§ What is being asked
Send each entry back exactly as given, pictures excluded.

§ Given data

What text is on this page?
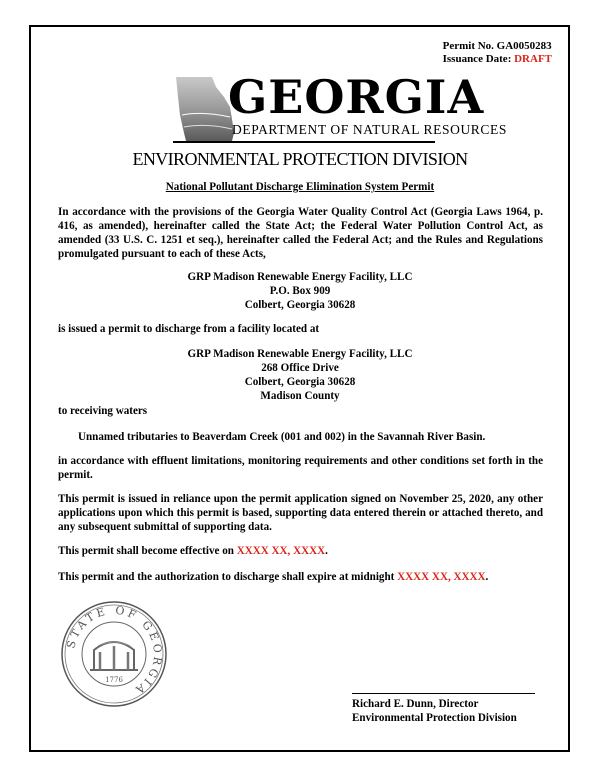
Permit No. GA0050283
Issuance Date: DRAFT
GEORGIA
DEPARTMENT OF NATURAL RESOURCES
ENVIRONMENTAL PROTECTION DIVISION
National Pollutant Discharge Elimination System Permit
In accordance with the provisions of the Georgia Water Quality Control Act (Georgia Laws 1964, p. 416, as amended), hereinafter called the State Act; the Federal Water Pollution Control Act, as amended (33 U.S. C. 1251 et seq.), hereinafter called the Federal Act; and the Rules and Regulations promulgated pursuant to each of these Acts,
GRP Madison Renewable Energy Facility, LLC
P.O. Box 909
Colbert, Georgia 30628
is issued a permit to discharge from a facility located at
GRP Madison Renewable Energy Facility, LLC
268 Office Drive
Colbert, Georgia 30628
Madison County
to receiving waters
Unnamed tributaries to Beaverdam Creek (001 and 002) in the Savannah River Basin.
in accordance with effluent limitations, monitoring requirements and other conditions set forth in the permit.
This permit is issued in reliance upon the permit application signed on November 25, 2020, any other applications upon which this permit is based, supporting data entered therein or attached thereto, and any subsequent submittal of supporting data.
This permit shall become effective on XXXX XX, XXXX.
This permit and the authorization to discharge shall expire at midnight XXXX XX, XXXX.
STATE OF GEORGIA
1776
Richard E. Dunn, Director
Environmental Protection Division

§ Finished task
What text is on this page?
Permit No. GA0050283
Issuance Date: DRAFT
GEORGIA
DEPARTMENT OF NATURAL RESOURCES
ENVIRONMENTAL PROTECTION DIVISION
National Pollutant Discharge Elimination System Permit
In accordance with the provisions of the Georgia Water Quality Control Act (Georgia Laws 1964, p. 416, as amended), hereinafter called the State Act; the Federal Water Pollution Control Act, as amended (33 U.S. C. 1251 et seq.), hereinafter called the Federal Act; and the Rules and Regulations promulgated pursuant to each of these Acts,
GRP Madison Renewable Energy Facility, LLC
P.O. Box 909
Colbert, Georgia 30628
is issued a permit to discharge from a facility located at
GRP Madison Renewable Energy Facility, LLC
268 Office Drive
Colbert, Georgia 30628
Madison County
to receiving waters
Unnamed tributaries to Beaverdam Creek (001 and 002) in the Savannah River Basin.
in accordance with effluent limitations, monitoring requirements and other conditions set forth in the permit.
This permit is issued in reliance upon the permit application signed on November 25, 2020, any other applications upon which this permit is based, supporting data entered therein or attached thereto, and any subsequent submittal of supporting data.
This permit shall become effective on XXXX XX, XXXX.
This permit and the authorization to discharge shall expire at midnight XXXX XX, XXXX.
STATE OF GEORGIA
1776
Richard E. Dunn, Director
Environmental Protection Division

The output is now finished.